PROBLEM STATEMENT:
Retype all of the data exactly as given.

================

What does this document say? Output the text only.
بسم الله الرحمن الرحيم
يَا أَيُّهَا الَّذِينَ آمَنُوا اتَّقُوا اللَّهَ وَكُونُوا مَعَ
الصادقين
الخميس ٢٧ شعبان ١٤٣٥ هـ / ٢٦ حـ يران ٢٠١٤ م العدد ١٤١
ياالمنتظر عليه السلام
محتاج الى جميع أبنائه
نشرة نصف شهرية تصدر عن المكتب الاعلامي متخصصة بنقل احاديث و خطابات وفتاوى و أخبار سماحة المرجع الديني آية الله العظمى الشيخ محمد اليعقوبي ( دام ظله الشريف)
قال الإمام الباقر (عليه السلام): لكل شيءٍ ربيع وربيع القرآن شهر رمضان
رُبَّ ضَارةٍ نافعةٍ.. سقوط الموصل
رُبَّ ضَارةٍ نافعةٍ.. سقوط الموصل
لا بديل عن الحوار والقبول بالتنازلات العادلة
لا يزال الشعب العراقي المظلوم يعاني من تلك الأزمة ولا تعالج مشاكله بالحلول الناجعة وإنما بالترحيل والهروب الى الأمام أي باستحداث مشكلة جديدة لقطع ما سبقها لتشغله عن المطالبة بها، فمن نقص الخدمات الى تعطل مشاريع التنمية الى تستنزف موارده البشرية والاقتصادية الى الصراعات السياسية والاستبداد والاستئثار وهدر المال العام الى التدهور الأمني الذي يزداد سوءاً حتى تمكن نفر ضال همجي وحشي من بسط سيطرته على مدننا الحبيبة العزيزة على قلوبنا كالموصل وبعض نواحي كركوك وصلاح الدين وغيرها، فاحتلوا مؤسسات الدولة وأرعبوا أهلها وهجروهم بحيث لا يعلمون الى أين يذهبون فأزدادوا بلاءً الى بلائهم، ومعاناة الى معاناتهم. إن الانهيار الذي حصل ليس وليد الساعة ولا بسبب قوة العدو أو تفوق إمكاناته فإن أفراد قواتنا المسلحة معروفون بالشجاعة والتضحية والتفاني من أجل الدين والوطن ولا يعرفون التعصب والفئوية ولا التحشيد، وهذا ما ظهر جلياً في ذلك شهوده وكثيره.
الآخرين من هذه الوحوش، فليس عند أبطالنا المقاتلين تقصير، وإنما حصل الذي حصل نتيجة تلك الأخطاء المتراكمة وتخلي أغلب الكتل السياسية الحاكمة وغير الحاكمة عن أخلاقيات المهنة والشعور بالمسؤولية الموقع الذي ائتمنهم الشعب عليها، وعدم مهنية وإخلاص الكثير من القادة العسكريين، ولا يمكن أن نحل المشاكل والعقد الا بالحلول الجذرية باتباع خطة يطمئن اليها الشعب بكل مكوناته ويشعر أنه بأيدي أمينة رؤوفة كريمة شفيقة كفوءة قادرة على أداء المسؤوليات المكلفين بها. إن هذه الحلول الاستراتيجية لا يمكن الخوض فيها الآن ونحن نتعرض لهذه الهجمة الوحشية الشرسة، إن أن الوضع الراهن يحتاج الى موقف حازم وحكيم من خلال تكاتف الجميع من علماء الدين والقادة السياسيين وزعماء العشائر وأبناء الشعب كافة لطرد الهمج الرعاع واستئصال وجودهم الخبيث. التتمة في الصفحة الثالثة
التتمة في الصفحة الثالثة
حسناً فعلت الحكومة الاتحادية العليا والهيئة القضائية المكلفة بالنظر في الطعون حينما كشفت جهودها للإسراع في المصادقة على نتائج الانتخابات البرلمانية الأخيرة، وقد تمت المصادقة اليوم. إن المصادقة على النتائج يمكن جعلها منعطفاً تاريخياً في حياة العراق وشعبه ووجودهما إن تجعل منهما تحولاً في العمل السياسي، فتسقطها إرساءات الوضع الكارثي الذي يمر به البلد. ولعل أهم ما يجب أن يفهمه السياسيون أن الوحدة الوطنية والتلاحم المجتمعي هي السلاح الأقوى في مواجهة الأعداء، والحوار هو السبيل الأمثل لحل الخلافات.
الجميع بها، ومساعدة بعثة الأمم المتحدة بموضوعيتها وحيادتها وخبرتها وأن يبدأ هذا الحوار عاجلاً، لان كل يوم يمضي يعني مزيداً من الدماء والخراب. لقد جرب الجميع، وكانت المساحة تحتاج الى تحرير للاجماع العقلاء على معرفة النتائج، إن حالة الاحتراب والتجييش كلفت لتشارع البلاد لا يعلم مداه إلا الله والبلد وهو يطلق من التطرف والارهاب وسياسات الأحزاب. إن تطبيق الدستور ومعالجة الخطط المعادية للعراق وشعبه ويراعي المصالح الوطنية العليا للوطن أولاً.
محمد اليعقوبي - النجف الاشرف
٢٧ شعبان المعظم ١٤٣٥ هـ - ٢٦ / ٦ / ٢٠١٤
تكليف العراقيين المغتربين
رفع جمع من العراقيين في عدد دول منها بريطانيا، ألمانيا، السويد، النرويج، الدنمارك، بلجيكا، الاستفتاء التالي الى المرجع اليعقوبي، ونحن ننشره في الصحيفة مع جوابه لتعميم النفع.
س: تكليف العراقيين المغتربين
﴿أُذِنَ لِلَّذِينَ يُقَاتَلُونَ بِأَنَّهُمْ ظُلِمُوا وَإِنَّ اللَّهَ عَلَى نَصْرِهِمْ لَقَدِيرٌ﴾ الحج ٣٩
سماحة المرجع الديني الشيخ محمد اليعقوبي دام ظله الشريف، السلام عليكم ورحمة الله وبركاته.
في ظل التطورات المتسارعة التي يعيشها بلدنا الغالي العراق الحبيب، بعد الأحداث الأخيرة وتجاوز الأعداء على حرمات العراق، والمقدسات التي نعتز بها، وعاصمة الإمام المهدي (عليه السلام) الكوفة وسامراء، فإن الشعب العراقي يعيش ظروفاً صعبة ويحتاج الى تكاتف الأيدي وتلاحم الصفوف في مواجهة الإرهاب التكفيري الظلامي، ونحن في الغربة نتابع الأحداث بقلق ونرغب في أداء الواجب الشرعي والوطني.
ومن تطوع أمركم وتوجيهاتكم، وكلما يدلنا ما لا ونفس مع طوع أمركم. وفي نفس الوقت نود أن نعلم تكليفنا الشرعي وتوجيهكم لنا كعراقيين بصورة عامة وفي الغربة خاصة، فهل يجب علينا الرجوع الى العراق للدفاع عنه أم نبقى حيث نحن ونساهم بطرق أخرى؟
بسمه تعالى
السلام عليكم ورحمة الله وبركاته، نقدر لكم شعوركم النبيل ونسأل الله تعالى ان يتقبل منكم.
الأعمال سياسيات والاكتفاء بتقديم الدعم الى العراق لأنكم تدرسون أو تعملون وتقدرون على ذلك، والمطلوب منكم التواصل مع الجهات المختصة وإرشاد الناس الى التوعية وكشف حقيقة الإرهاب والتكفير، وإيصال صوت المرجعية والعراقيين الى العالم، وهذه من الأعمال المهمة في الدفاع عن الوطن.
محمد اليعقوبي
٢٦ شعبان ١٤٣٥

================

WRITTEN SOLUTION:
What does this document say? Output the text only.
بسم الله الرحمن الرحيم
يَا أَيُّهَا الَّذِينَ آمَنُوا اتَّقُوا اللَّهَ وَكُونُوا مَعَ
الصادقين
الخميس ٢٧ شعبان ١٤٣٥ هـ / ٢٦ حـ يران ٢٠١٤ م العدد ١٤١
ياالمنتظر عليه السلام
محتاج الى جميع أبنائه
نشرة نصف شهرية تصدر عن المكتب الاعلامي متخصصة بنقل احاديث و خطابات وفتاوى و أخبار سماحة المرجع الديني آية الله العظمى الشيخ محمد اليعقوبي ( دام ظله الشريف)
قال الإمام الباقر (عليه السلام): لكل شيءٍ ربيع وربيع القرآن شهر رمضان
رُبَّ ضَارةٍ نافعةٍ.. سقوط الموصل
رُبَّ ضَارةٍ نافعةٍ.. سقوط الموصل
لا بديل عن الحوار والقبول بالتنازلات العادلة
لا يزال الشعب العراقي المظلوم يعاني من تلك الأزمة ولا تعالج مشاكله بالحلول الناجعة وإنما بالترحيل والهروب الى الأمام أي باستحداث مشكلة جديدة لقطع ما سبقها لتشغله عن المطالبة بها، فمن نقص الخدمات الى تعطل مشاريع التنمية الى تستنزف موارده البشرية والاقتصادية الى الصراعات السياسية والاستبداد والاستئثار وهدر المال العام الى التدهور الأمني الذي يزداد سوءاً حتى تمكن نفر ضال همجي وحشي من بسط سيطرته على مدننا الحبيبة العزيزة على قلوبنا كالموصل وبعض نواحي كركوك وصلاح الدين وغيرها، فاحتلوا مؤسسات الدولة وأرعبوا أهلها وهجروهم بحيث لا يعلمون الى أين يذهبون فأزدادوا بلاءً الى بلائهم، ومعاناة الى معاناتهم. إن الانهيار الذي حصل ليس وليد الساعة ولا بسبب قوة العدو أو تفوق إمكاناته فإن أفراد قواتنا المسلحة معروفون بالشجاعة والتضحية والتفاني من أجل الدين والوطن ولا يعرفون التعصب والفئوية ولا التحشيد، وهذا ما ظهر جلياً في ذلك شهوده وكثيره.
الآخرين من هذه الوحوش، فليس عند أبطالنا المقاتلين تقصير، وإنما حصل الذي حصل نتيجة تلك الأخطاء المتراكمة وتخلي أغلب الكتل السياسية الحاكمة وغير الحاكمة عن أخلاقيات المهنة والشعور بالمسؤولية الموقع الذي ائتمنهم الشعب عليها، وعدم مهنية وإخلاص الكثير من القادة العسكريين، ولا يمكن أن نحل المشاكل والعقد الا بالحلول الجذرية باتباع خطة يطمئن اليها الشعب بكل مكوناته ويشعر أنه بأيدي أمينة رؤوفة كريمة شفيقة كفوءة قادرة على أداء المسؤوليات المكلفين بها. إن هذه الحلول الاستراتيجية لا يمكن الخوض فيها الآن ونحن نتعرض لهذه الهجمة الوحشية الشرسة، إن أن الوضع الراهن يحتاج الى موقف حازم وحكيم من خلال تكاتف الجميع من علماء الدين والقادة السياسيين وزعماء العشائر وأبناء الشعب كافة لطرد الهمج الرعاع واستئصال وجودهم الخبيث. التتمة في الصفحة الثالثة
التتمة في الصفحة الثالثة
حسناً فعلت الحكومة الاتحادية العليا والهيئة القضائية المكلفة بالنظر في الطعون حينما كشفت جهودها للإسراع في المصادقة على نتائج الانتخابات البرلمانية الأخيرة، وقد تمت المصادقة اليوم. إن المصادقة على النتائج يمكن جعلها منعطفاً تاريخياً في حياة العراق وشعبه ووجودهما إن تجعل منهما تحولاً في العمل السياسي، فتسقطها إرساءات الوضع الكارثي الذي يمر به البلد. ولعل أهم ما يجب أن يفهمه السياسيون أن الوحدة الوطنية والتلاحم المجتمعي هي السلاح الأقوى في مواجهة الأعداء، والحوار هو السبيل الأمثل لحل الخلافات.
الجميع بها، ومساعدة بعثة الأمم المتحدة بموضوعيتها وحيادتها وخبرتها وأن يبدأ هذا الحوار عاجلاً، لان كل يوم يمضي يعني مزيداً من الدماء والخراب. لقد جرب الجميع، وكانت المساحة تحتاج الى تحرير للاجماع العقلاء على معرفة النتائج، إن حالة الاحتراب والتجييش كلفت لتشارع البلاد لا يعلم مداه إلا الله والبلد وهو يطلق من التطرف والارهاب وسياسات الأحزاب. إن تطبيق الدستور ومعالجة الخطط المعادية للعراق وشعبه ويراعي المصالح الوطنية العليا للوطن أولاً.
محمد اليعقوبي - النجف الاشرف
٢٧ شعبان المعظم ١٤٣٥ هـ - ٢٦ / ٦ / ٢٠١٤
تكليف العراقيين المغتربين
رفع جمع من العراقيين في عدد دول منها بريطانيا، ألمانيا، السويد، النرويج، الدنمارك، بلجيكا، الاستفتاء التالي الى المرجع اليعقوبي، ونحن ننشره في الصحيفة مع جوابه لتعميم النفع.
س: تكليف العراقيين المغتربين
﴿أُذِنَ لِلَّذِينَ يُقَاتَلُونَ بِأَنَّهُمْ ظُلِمُوا وَإِنَّ اللَّهَ عَلَى نَصْرِهِمْ لَقَدِيرٌ﴾ الحج ٣٩
سماحة المرجع الديني الشيخ محمد اليعقوبي دام ظله الشريف، السلام عليكم ورحمة الله وبركاته.
في ظل التطورات المتسارعة التي يعيشها بلدنا الغالي العراق الحبيب، بعد الأحداث الأخيرة وتجاوز الأعداء على حرمات العراق، والمقدسات التي نعتز بها، وعاصمة الإمام المهدي (عليه السلام) الكوفة وسامراء، فإن الشعب العراقي يعيش ظروفاً صعبة ويحتاج الى تكاتف الأيدي وتلاحم الصفوف في مواجهة الإرهاب التكفيري الظلامي، ونحن في الغربة نتابع الأحداث بقلق ونرغب في أداء الواجب الشرعي والوطني.
ومن تطوع أمركم وتوجيهاتكم، وكلما يدلنا ما لا ونفس مع طوع أمركم. وفي نفس الوقت نود أن نعلم تكليفنا الشرعي وتوجيهكم لنا كعراقيين بصورة عامة وفي الغربة خاصة، فهل يجب علينا الرجوع الى العراق للدفاع عنه أم نبقى حيث نحن ونساهم بطرق أخرى؟
بسمه تعالى
السلام عليكم ورحمة الله وبركاته، نقدر لكم شعوركم النبيل ونسأل الله تعالى ان يتقبل منكم.
الأعمال سياسيات والاكتفاء بتقديم الدعم الى العراق لأنكم تدرسون أو تعملون وتقدرون على ذلك، والمطلوب منكم التواصل مع الجهات المختصة وإرشاد الناس الى التوعية وكشف حقيقة الإرهاب والتكفير، وإيصال صوت المرجعية والعراقيين الى العالم، وهذه من الأعمال المهمة في الدفاع عن الوطن.
محمد اليعقوبي
٢٦ شعبان ١٤٣٥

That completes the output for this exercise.